Problem: Copy every line with the string "torque" in it.

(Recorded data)
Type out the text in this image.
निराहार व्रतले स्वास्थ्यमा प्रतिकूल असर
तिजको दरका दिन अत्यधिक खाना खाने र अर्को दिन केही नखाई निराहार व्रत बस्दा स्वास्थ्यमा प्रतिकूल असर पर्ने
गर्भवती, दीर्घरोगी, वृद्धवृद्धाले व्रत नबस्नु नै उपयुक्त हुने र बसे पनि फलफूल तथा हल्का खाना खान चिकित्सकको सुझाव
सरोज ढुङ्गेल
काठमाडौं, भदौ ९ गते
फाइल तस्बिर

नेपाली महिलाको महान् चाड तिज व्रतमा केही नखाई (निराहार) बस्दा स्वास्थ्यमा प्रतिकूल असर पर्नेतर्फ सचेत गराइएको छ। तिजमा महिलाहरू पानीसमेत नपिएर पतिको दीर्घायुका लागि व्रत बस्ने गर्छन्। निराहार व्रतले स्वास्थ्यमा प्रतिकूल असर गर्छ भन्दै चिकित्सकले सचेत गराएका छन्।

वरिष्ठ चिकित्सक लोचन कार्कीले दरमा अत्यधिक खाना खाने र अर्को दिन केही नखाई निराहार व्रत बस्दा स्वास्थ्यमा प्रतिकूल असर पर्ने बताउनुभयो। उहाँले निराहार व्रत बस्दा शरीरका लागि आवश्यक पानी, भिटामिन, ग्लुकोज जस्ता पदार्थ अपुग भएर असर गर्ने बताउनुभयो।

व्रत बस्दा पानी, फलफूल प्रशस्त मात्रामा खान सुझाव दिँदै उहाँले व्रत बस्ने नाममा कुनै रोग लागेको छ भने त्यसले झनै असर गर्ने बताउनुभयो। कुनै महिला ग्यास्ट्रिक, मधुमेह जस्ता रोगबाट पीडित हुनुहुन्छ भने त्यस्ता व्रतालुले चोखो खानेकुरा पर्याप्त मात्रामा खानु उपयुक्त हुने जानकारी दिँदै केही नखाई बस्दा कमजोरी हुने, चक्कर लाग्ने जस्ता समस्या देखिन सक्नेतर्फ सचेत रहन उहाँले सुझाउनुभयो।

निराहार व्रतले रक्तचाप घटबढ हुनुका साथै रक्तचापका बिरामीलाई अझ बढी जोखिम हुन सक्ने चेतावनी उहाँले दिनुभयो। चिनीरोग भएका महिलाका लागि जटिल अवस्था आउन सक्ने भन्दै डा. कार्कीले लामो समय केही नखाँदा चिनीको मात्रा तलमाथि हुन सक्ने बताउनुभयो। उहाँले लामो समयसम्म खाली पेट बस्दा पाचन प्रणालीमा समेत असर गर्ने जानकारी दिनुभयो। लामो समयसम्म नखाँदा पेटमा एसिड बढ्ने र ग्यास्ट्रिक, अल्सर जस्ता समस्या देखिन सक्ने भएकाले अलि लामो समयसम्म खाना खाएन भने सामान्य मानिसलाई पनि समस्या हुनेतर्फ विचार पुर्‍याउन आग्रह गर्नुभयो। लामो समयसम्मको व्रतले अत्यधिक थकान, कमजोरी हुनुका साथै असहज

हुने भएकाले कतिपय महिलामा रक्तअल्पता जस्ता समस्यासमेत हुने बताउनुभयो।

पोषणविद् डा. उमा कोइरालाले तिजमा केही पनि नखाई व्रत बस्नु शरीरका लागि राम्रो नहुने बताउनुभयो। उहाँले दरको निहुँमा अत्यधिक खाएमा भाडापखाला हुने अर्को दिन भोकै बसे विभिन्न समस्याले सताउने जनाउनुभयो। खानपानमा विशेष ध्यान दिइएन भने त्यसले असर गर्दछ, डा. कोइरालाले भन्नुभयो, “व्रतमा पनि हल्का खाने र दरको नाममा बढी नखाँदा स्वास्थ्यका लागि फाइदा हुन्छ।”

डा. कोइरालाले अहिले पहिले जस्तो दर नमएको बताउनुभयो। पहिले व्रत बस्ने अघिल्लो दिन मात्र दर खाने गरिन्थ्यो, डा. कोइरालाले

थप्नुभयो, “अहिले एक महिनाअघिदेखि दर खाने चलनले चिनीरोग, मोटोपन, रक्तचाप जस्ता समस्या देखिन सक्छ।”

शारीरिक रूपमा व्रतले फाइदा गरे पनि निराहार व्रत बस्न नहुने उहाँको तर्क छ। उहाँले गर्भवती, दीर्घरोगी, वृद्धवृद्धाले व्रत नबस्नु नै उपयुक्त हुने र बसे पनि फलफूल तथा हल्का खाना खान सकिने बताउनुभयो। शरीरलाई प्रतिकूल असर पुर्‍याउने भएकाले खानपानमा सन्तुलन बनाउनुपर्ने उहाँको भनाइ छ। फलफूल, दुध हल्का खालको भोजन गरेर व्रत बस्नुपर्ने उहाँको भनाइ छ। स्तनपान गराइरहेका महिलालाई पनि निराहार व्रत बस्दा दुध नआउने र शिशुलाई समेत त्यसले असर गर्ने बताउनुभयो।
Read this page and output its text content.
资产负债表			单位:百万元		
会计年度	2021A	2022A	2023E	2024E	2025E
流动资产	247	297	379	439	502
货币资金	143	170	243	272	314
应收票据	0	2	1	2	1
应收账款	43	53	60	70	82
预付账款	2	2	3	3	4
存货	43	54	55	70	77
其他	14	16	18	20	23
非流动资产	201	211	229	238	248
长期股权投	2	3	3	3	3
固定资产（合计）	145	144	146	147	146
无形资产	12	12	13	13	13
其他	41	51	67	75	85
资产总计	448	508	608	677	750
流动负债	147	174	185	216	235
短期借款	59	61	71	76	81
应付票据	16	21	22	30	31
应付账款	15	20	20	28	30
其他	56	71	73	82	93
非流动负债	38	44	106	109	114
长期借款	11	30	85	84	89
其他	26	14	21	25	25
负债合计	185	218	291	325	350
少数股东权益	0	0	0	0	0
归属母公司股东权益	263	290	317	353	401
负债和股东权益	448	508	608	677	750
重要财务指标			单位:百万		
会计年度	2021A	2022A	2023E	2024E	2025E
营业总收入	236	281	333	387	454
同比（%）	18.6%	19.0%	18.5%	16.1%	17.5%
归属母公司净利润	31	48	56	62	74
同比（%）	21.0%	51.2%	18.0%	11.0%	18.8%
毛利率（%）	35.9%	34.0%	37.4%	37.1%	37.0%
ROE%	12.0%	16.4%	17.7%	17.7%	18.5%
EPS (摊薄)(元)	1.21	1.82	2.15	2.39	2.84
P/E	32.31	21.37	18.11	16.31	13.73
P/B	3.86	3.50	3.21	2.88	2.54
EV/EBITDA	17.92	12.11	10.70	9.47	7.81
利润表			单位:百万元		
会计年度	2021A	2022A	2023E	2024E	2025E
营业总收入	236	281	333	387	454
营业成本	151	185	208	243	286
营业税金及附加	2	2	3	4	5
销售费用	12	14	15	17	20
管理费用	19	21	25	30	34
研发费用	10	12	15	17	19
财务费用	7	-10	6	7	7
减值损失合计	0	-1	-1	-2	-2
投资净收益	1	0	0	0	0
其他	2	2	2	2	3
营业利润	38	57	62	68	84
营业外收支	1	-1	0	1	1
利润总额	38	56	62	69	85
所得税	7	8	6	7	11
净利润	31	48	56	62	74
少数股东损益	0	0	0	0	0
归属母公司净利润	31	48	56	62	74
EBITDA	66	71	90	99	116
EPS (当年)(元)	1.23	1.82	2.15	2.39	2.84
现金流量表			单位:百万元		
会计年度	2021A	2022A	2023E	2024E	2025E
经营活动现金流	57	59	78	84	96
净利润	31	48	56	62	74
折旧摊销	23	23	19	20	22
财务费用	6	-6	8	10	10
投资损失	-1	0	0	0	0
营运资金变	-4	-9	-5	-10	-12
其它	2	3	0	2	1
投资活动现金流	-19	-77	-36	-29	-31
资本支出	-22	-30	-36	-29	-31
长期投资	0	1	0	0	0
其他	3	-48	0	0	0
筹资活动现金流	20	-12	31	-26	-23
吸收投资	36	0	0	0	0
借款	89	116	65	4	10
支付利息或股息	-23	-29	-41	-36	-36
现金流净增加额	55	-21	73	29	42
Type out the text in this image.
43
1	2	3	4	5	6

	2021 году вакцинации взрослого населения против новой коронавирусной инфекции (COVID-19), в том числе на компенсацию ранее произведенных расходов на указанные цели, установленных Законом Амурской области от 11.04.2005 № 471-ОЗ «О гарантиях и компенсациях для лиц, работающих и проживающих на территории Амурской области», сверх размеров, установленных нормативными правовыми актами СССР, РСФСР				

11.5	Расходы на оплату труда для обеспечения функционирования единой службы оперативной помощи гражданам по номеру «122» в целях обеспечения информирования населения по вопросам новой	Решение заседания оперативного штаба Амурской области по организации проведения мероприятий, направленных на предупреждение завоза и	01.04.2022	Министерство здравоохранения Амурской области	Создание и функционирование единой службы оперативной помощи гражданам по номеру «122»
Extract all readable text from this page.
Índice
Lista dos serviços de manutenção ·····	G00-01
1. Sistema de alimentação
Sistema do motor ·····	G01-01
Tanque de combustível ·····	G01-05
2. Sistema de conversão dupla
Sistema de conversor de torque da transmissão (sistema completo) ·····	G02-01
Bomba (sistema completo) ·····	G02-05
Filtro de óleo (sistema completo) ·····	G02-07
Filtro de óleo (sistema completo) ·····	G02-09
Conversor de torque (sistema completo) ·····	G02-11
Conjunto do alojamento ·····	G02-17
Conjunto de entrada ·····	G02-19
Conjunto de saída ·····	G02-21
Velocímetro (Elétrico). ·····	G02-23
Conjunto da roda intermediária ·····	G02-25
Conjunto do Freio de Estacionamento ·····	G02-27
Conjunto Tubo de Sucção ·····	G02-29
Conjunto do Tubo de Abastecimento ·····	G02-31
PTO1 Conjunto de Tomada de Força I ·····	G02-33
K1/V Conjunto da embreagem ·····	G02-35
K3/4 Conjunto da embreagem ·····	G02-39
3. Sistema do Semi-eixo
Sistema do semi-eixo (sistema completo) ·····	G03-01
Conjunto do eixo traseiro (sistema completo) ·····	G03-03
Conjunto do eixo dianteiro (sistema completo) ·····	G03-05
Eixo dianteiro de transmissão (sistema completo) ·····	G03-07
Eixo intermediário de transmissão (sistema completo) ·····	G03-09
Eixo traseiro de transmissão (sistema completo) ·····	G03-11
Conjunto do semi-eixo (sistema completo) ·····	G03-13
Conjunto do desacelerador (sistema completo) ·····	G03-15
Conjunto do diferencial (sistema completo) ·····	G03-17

Final result:
Sistema de conversor de torque da transmissão (sistema completo) ·····	G02-01
Conversor de torque (sistema completo) ·····	G02-11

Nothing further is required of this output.